> [Records from a data collection]
※
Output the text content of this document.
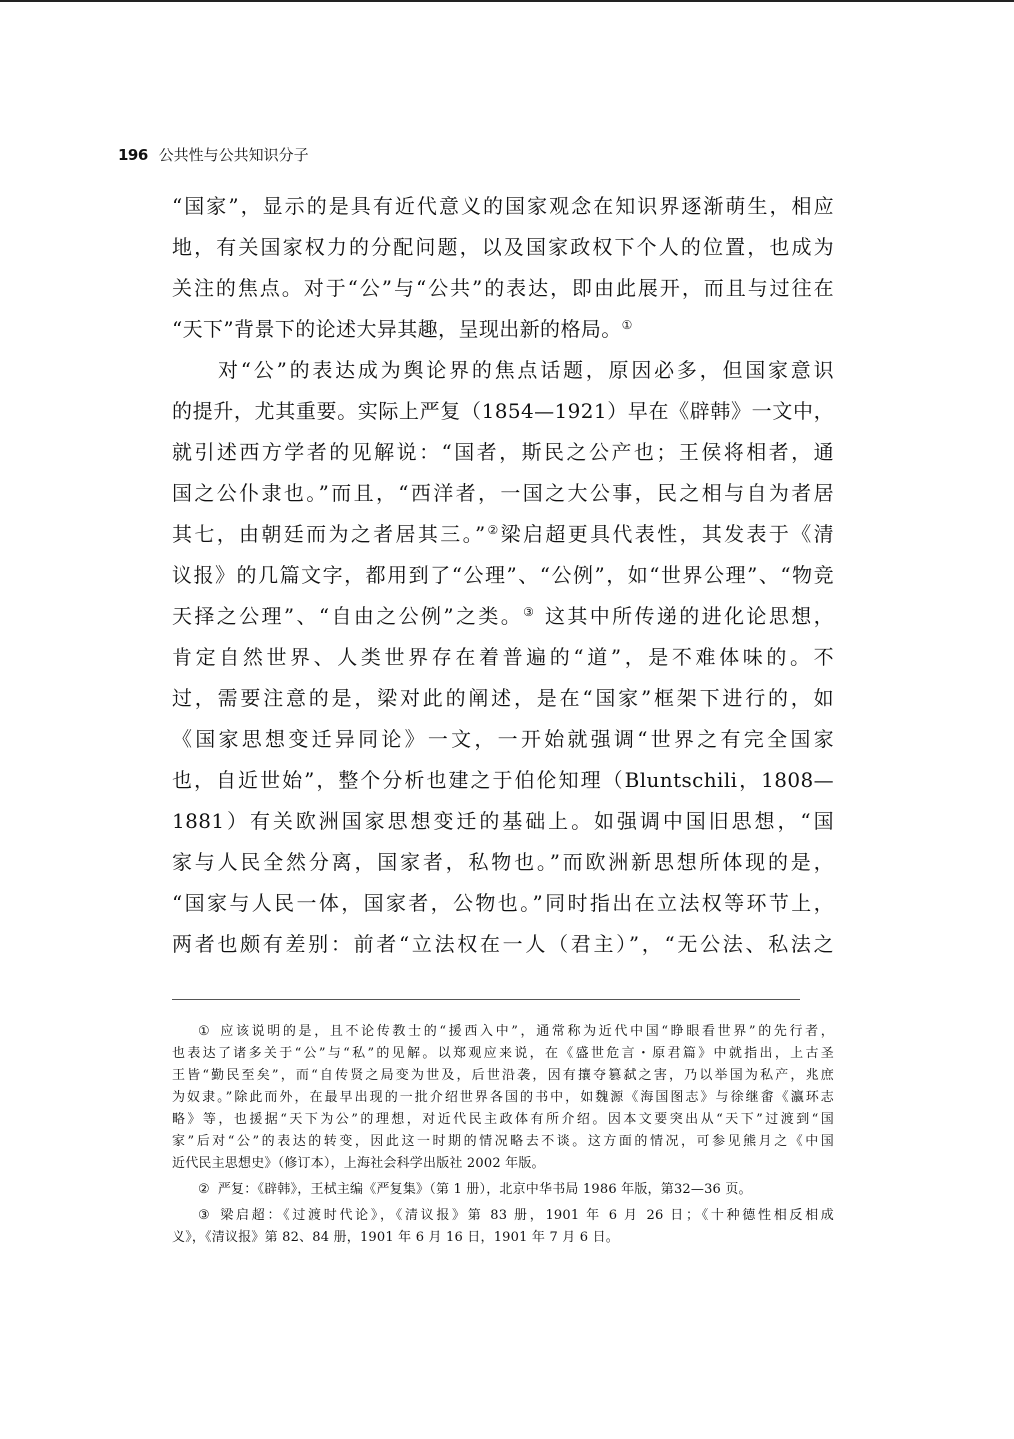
196 公共性与公共知识分子
“国家”，显示的是具有近代意义的国家观念在知识界逐渐萌生，相应
地，有关国家权力的分配问题，以及国家政权下个人的位置，也成为
关注的焦点。对于“公”与“公共”的表达，即由此展开，而且与过往在
“天下”背景下的论述大异其趣，呈现出新的格局。①
对“公”的表达成为舆论界的焦点话题，原因必多，但国家意识
的提升，尤其重要。实际上严复（1854—1921）早在《辟韩》一文中，
就引述西方学者的见解说：“国者，斯民之公产也；王侯将相者，通
国之公仆隶也。”而且，“西洋者，一国之大公事，民之相与自为者居
其七，由朝廷而为之者居其三。”②梁启超更具代表性，其发表于《清
议报》的几篇文字，都用到了“公理”、“公例”，如“世界公理”、“物竞
天择之公理”、“自由之公例”之类。③ 这其中所传递的进化论思想，
肯定自然世界、人类世界存在着普遍的“道”，是不难体味的。不
过，需要注意的是，梁对此的阐述，是在“国家”框架下进行的，如
《国家思想变迁异同论》一文，一开始就强调“世界之有完全国家
也，自近世始”，整个分析也建之于伯伦知理（Bluntschili，1808—
1881）有关欧洲国家思想变迁的基础上。如强调中国旧思想，“国
家与人民全然分离，国家者，私物也。”而欧洲新思想所体现的是，
“国家与人民一体，国家者，公物也。”同时指出在立法权等环节上，
两者也颇有差别：前者“立法权在一人（君主）”，“无公法、私法之
① 应该说明的是，且不论传教士的“援西入中”，通常称为近代中国“睁眼看世界”的先行者，
也表达了诸多关于“公”与“私”的见解。以郑观应来说，在《盛世危言・原君篇》中就指出，上古圣
王皆“勤民至矣”，而“自传贤之局变为世及，后世沿袭，因有攘夺篡弑之害，乃以举国为私产，兆庶
为奴隶。”除此而外，在最早出现的一批介绍世界各国的书中，如魏源《海国图志》与徐继畬《瀛环志
略》等，也援据“天下为公”的理想，对近代民主政体有所介绍。因本文要突出从“天下”过渡到“国
家”后对“公”的表达的转变，因此这一时期的情况略去不谈。这方面的情况，可参见熊月之《中国
近代民主思想史》（修订本），上海社会科学出版社 2002 年版。
② 严复：《辟韩》，王栻主编《严复集》（第 1 册），北京中华书局 1986 年版，第32—36 页。
③ 梁启超：《过渡时代论》，《清议报》第 83 册，1901 年 6 月 26 日；《十种德性相反相成
义》，《清议报》第 82、84 册，1901 年 6 月 16 日，1901 年 7 月 6 日。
※
> [TASK BRIEF]
Omit pictures; set down the rest of the material word for word.

> [SOLUTION TO THE PROBLEM]
Output the text content of this document.
196 公共性与公共知识分子
“国家”，显示的是具有近代意义的国家观念在知识界逐渐萌生，相应
地，有关国家权力的分配问题，以及国家政权下个人的位置，也成为
关注的焦点。对于“公”与“公共”的表达，即由此展开，而且与过往在
“天下”背景下的论述大异其趣，呈现出新的格局。①
对“公”的表达成为舆论界的焦点话题，原因必多，但国家意识
的提升，尤其重要。实际上严复（1854—1921）早在《辟韩》一文中，
就引述西方学者的见解说：“国者，斯民之公产也；王侯将相者，通
国之公仆隶也。”而且，“西洋者，一国之大公事，民之相与自为者居
其七，由朝廷而为之者居其三。”②梁启超更具代表性，其发表于《清
议报》的几篇文字，都用到了“公理”、“公例”，如“世界公理”、“物竞
天择之公理”、“自由之公例”之类。③ 这其中所传递的进化论思想，
肯定自然世界、人类世界存在着普遍的“道”，是不难体味的。不
过，需要注意的是，梁对此的阐述，是在“国家”框架下进行的，如
《国家思想变迁异同论》一文，一开始就强调“世界之有完全国家
也，自近世始”，整个分析也建之于伯伦知理（Bluntschili，1808—
1881）有关欧洲国家思想变迁的基础上。如强调中国旧思想，“国
家与人民全然分离，国家者，私物也。”而欧洲新思想所体现的是，
“国家与人民一体，国家者，公物也。”同时指出在立法权等环节上，
两者也颇有差别：前者“立法权在一人（君主）”，“无公法、私法之
① 应该说明的是，且不论传教士的“援西入中”，通常称为近代中国“睁眼看世界”的先行者，
也表达了诸多关于“公”与“私”的见解。以郑观应来说，在《盛世危言・原君篇》中就指出，上古圣
王皆“勤民至矣”，而“自传贤之局变为世及，后世沿袭，因有攘夺篡弑之害，乃以举国为私产，兆庶
为奴隶。”除此而外，在最早出现的一批介绍世界各国的书中，如魏源《海国图志》与徐继畬《瀛环志
略》等，也援据“天下为公”的理想，对近代民主政体有所介绍。因本文要突出从“天下”过渡到“国
家”后对“公”的表达的转变，因此这一时期的情况略去不谈。这方面的情况，可参见熊月之《中国
近代民主思想史》（修订本），上海社会科学出版社 2002 年版。
② 严复：《辟韩》，王栻主编《严复集》（第 1 册），北京中华书局 1986 年版，第32—36 页。
③ 梁启超：《过渡时代论》，《清议报》第 83 册，1901 年 6 月 26 日；《十种德性相反相成
义》，《清议报》第 82、84 册，1901 年 6 月 16 日，1901 年 7 月 6 日。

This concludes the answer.